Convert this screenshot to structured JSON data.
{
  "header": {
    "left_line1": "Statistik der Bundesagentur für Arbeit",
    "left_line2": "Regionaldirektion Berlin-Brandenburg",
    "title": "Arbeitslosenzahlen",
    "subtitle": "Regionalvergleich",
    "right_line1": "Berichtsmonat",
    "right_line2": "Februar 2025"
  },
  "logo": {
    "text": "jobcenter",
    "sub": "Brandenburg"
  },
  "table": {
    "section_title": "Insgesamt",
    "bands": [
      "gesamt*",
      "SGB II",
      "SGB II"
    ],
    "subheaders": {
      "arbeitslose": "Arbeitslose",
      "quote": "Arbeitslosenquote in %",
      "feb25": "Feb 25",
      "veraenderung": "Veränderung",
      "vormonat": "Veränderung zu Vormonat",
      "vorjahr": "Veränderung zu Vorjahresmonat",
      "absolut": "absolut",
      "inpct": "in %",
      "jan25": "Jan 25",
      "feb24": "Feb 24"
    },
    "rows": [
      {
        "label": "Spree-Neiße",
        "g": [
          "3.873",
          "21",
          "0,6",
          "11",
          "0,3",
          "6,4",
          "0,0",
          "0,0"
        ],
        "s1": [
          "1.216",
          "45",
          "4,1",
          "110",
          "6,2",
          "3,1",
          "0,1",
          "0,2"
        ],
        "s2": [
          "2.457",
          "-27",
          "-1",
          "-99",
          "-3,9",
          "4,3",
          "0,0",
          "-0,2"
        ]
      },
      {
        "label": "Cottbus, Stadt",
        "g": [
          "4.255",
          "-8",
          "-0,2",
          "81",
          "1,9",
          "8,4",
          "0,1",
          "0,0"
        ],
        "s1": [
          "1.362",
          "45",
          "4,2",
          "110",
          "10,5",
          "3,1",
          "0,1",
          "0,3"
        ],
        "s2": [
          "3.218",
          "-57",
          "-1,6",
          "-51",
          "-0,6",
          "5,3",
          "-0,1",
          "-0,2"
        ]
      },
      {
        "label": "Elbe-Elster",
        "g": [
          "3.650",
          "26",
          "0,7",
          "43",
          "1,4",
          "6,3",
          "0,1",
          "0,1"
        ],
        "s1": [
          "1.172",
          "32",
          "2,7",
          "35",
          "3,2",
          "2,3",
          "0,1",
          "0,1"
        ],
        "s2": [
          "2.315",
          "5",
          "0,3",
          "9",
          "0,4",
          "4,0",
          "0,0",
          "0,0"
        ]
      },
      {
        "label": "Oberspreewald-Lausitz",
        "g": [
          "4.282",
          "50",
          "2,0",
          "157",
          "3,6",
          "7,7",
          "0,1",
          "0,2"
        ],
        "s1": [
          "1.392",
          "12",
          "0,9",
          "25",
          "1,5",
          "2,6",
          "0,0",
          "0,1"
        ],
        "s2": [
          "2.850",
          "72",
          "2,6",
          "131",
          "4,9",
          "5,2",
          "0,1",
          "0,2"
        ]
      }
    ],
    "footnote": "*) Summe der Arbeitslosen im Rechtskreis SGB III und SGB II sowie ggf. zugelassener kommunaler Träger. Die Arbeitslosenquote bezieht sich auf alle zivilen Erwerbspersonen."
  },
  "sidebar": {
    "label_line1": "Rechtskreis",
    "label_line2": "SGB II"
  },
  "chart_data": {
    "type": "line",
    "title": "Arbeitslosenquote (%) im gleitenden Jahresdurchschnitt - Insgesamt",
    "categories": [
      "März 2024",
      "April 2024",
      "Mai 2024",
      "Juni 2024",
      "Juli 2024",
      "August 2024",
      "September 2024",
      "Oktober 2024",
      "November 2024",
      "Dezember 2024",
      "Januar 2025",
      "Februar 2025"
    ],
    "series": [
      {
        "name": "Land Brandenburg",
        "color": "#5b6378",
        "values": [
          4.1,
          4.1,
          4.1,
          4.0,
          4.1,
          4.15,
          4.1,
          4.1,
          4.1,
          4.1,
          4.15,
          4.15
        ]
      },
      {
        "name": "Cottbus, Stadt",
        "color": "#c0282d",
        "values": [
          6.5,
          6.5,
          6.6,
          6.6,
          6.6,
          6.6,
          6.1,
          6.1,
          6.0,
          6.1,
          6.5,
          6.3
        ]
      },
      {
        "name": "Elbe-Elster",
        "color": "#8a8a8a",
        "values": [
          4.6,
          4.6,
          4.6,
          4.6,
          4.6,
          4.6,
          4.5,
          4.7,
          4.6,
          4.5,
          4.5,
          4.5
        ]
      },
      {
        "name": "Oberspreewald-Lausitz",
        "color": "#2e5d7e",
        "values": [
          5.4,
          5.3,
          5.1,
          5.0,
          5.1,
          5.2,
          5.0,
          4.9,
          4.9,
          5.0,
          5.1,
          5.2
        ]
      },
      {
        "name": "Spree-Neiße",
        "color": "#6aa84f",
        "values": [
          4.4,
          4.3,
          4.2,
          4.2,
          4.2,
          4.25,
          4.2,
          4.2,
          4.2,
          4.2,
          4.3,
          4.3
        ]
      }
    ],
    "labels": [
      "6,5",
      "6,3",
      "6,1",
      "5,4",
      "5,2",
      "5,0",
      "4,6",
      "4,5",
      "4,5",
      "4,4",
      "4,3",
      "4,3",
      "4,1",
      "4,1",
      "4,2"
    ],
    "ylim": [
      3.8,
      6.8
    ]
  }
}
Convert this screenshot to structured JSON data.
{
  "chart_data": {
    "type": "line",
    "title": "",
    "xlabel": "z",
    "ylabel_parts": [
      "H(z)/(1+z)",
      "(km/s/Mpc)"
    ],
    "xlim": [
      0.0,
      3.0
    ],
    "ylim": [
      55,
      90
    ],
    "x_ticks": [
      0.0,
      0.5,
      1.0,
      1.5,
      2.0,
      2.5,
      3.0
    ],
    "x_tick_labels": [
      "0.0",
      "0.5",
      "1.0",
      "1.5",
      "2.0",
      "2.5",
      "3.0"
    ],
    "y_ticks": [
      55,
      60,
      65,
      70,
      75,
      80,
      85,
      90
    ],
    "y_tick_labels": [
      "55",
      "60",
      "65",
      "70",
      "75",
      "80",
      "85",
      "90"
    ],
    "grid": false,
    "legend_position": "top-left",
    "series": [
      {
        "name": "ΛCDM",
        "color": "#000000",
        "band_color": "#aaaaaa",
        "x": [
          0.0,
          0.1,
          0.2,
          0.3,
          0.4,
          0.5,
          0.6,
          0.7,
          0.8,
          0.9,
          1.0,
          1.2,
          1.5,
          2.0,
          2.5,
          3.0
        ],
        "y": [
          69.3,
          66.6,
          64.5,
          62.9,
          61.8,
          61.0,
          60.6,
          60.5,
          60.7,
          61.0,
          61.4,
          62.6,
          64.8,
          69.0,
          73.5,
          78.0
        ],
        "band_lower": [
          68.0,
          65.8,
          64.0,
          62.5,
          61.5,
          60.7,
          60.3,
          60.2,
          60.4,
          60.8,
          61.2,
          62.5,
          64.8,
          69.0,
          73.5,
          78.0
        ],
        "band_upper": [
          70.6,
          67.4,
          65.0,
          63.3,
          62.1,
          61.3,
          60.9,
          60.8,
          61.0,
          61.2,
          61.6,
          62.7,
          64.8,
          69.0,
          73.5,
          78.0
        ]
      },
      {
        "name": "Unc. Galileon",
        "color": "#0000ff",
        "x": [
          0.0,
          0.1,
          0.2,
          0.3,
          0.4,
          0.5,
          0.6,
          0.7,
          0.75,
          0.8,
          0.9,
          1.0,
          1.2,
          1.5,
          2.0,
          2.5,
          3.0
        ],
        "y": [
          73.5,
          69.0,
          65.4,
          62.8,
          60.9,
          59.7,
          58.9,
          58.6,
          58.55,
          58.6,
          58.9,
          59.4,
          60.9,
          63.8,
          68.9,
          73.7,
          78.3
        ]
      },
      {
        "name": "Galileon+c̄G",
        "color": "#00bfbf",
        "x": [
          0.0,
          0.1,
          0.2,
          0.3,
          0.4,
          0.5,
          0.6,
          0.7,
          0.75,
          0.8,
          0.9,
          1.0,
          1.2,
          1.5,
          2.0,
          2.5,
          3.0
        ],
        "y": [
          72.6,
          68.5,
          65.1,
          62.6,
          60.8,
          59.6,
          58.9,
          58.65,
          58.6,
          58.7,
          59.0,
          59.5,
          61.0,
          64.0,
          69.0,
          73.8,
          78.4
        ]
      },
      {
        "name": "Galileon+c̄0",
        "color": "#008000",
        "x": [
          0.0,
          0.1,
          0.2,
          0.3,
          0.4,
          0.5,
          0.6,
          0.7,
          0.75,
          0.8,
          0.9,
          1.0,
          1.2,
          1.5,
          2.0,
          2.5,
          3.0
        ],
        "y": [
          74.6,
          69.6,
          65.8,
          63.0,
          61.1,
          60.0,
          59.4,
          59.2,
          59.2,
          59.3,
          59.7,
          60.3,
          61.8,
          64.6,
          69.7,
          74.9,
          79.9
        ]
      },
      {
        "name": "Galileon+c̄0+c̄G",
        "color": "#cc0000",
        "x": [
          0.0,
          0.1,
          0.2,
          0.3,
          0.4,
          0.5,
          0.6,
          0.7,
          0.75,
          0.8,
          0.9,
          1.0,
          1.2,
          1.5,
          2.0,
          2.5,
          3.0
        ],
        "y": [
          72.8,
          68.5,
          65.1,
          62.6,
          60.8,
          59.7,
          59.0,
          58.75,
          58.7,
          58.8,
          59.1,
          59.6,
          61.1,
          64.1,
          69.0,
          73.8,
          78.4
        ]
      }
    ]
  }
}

■ **Do this**: Using the listing above, return all lines where the word "Cottbus" occurs.

■ **Completed task**:
        "label": "Cottbus, Stadt",
        "name": "Cottbus, Stadt",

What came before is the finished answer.